Your goal:
Could you give the data below again, exactly and completely?

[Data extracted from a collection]
────────
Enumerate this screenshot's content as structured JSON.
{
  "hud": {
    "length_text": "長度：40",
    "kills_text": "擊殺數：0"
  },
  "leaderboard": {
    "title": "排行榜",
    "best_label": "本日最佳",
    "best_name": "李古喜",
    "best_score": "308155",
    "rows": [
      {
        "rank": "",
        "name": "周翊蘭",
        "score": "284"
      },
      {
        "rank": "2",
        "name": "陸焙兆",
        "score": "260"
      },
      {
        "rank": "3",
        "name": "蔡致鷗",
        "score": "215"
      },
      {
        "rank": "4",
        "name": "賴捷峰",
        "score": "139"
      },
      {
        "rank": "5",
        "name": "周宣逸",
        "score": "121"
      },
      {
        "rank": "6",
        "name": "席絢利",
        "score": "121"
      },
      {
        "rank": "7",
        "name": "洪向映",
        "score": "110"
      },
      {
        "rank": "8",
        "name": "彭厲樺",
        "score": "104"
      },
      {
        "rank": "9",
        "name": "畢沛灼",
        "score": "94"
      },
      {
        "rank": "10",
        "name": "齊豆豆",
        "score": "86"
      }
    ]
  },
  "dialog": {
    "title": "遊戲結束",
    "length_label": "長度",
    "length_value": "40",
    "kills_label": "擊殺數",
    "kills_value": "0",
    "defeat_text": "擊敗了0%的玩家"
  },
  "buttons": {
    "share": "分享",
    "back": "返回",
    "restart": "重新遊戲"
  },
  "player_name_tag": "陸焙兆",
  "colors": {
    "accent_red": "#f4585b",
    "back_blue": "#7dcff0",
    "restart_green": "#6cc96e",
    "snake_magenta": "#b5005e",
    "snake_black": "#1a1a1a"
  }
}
────────
Answer for the task:
Enumerate this screenshot's content as structured JSON.
{
  "hud": {
    "length_text": "長度：40",
    "kills_text": "擊殺數：0"
  },
  "leaderboard": {
    "title": "排行榜",
    "best_label": "本日最佳",
    "best_name": "李古喜",
    "best_score": "308155",
    "rows": [
      {
        "rank": "",
        "name": "周翊蘭",
        "score": "284"
      },
      {
        "rank": "2",
        "name": "陸焙兆",
        "score": "260"
      },
      {
        "rank": "3",
        "name": "蔡致鷗",
        "score": "215"
      },
      {
        "rank": "4",
        "name": "賴捷峰",
        "score": "139"
      },
      {
        "rank": "5",
        "name": "周宣逸",
        "score": "121"
      },
      {
        "rank": "6",
        "name": "席絢利",
        "score": "121"
      },
      {
        "rank": "7",
        "name": "洪向映",
        "score": "110"
      },
      {
        "rank": "8",
        "name": "彭厲樺",
        "score": "104"
      },
      {
        "rank": "9",
        "name": "畢沛灼",
        "score": "94"
      },
      {
        "rank": "10",
        "name": "齊豆豆",
        "score": "86"
      }
    ]
  },
  "dialog": {
    "title": "遊戲結束",
    "length_label": "長度",
    "length_value": "40",
    "kills_label": "擊殺數",
    "kills_value": "0",
    "defeat_text": "擊敗了0%的玩家"
  },
  "buttons": {
    "share": "分享",
    "back": "返回",
    "restart": "重新遊戲"
  },
  "player_name_tag": "陸焙兆",
  "colors": {
    "accent_red": "#f4585b",
    "back_blue": "#7dcff0",
    "restart_green": "#6cc96e",
    "snake_magenta": "#b5005e",
    "snake_black": "#1a1a1a"
  }
}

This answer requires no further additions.